Exercise aim »
Reproduce the listing word for word. Skip any image.

==== Data listing ====

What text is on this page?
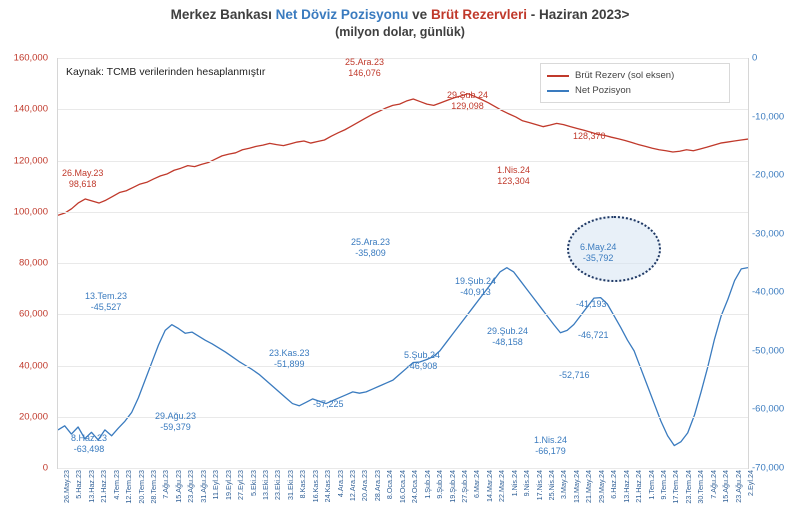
Merkez Bankası Net Döviz Pozisyonu ve Brüt Rezervleri - Haziran 2023>
(milyon dolar, günlük)
Kaynak: TCMB verilerinden hesaplanmıştır	Brüt Rezerv (sol eksen)
Net Pozisyon
0
20,000
40,000
60,000
80,000
100,000
120,000
140,000
160,000
-70,000
-60,000
-50,000
-40,000
-30,000
-20,000
-10,000
0
26.May.23 5.Haz.23 13.Haz.23 21.Haz.23 4.Tem.23 12.Tem.23 20.Tem.23 28.Tem.23 7.Ağu.23 15.Ağu.23 23.Ağu.23 31.Ağu.23 11.Eyl.23 19.Eyl.23 27.Eyl.23 5.Eki.23 13.Eki.23 23.Eki.23 31.Eki.23 8.Kas.23 16.Kas.23 24.Kas.23 4.Ara.23 12.Ara.23 20.Ara.23 28.Ara.23 8.Oca.24 16.Oca.24 24.Oca.24 1.Şub.24 9.Şub.24 19.Şub.24 27.Şub.24 6.Mar.24 14.Mar.24 22.Mar.24 1.Nis.24 9.Nis.24 17.Nis.24 25.Nis.24 3.May.24 13.May.24 21.May.24 29.May.24 6.Haz.24 13.Haz.24 21.Haz.24 1.Tem.24 9.Tem.24 17.Tem.24 23.Tem.24 30.Tem.24 7.Ağu.24 15.Ağu.24 23.Ağu.24 2.Eyl.24
26.May.23
98,618
25.Ara.23
146,076
29.Şub.24
129,098
1.Nis.24
123,304
128,370
8.Haz.23
-63,498
13.Tem.23
-45,527
29.Ağu.23
-59,379
-57,225
23.Kas.23
-51,899
25.Ara.23
-35,809
5.Şub.24
-46,908
19.Şub.24
-40,913
29.Şub.24
-48,158
1.Nis.24
-66,179
-52,716
-41,193
-46,721
6.May.24
-35,792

====

Output for this exercise »
What text is on this page?
Merkez Bankası Net Döviz Pozisyonu ve Brüt Rezervleri - Haziran 2023>
(milyon dolar, günlük)
Kaynak: TCMB verilerinden hesaplanmıştır	Brüt Rezerv (sol eksen)
Net Pozisyon
0
20,000
40,000
60,000
80,000
100,000
120,000
140,000
160,000
-70,000
-60,000
-50,000
-40,000
-30,000
-20,000
-10,000
0
26.May.23 5.Haz.23 13.Haz.23 21.Haz.23 4.Tem.23 12.Tem.23 20.Tem.23 28.Tem.23 7.Ağu.23 15.Ağu.23 23.Ağu.23 31.Ağu.23 11.Eyl.23 19.Eyl.23 27.Eyl.23 5.Eki.23 13.Eki.23 23.Eki.23 31.Eki.23 8.Kas.23 16.Kas.23 24.Kas.23 4.Ara.23 12.Ara.23 20.Ara.23 28.Ara.23 8.Oca.24 16.Oca.24 24.Oca.24 1.Şub.24 9.Şub.24 19.Şub.24 27.Şub.24 6.Mar.24 14.Mar.24 22.Mar.24 1.Nis.24 9.Nis.24 17.Nis.24 25.Nis.24 3.May.24 13.May.24 21.May.24 29.May.24 6.Haz.24 13.Haz.24 21.Haz.24 1.Tem.24 9.Tem.24 17.Tem.24 23.Tem.24 30.Tem.24 7.Ağu.24 15.Ağu.24 23.Ağu.24 2.Eyl.24
26.May.23
98,618
25.Ara.23
146,076
29.Şub.24
129,098
1.Nis.24
123,304
128,370
8.Haz.23
-63,498
13.Tem.23
-45,527
29.Ağu.23
-59,379
-57,225
23.Kas.23
-51,899
25.Ara.23
-35,809
5.Şub.24
-46,908
19.Şub.24
-40,913
29.Şub.24
-48,158
1.Nis.24
-66,179
-52,716
-41,193
-46,721
6.May.24
-35,792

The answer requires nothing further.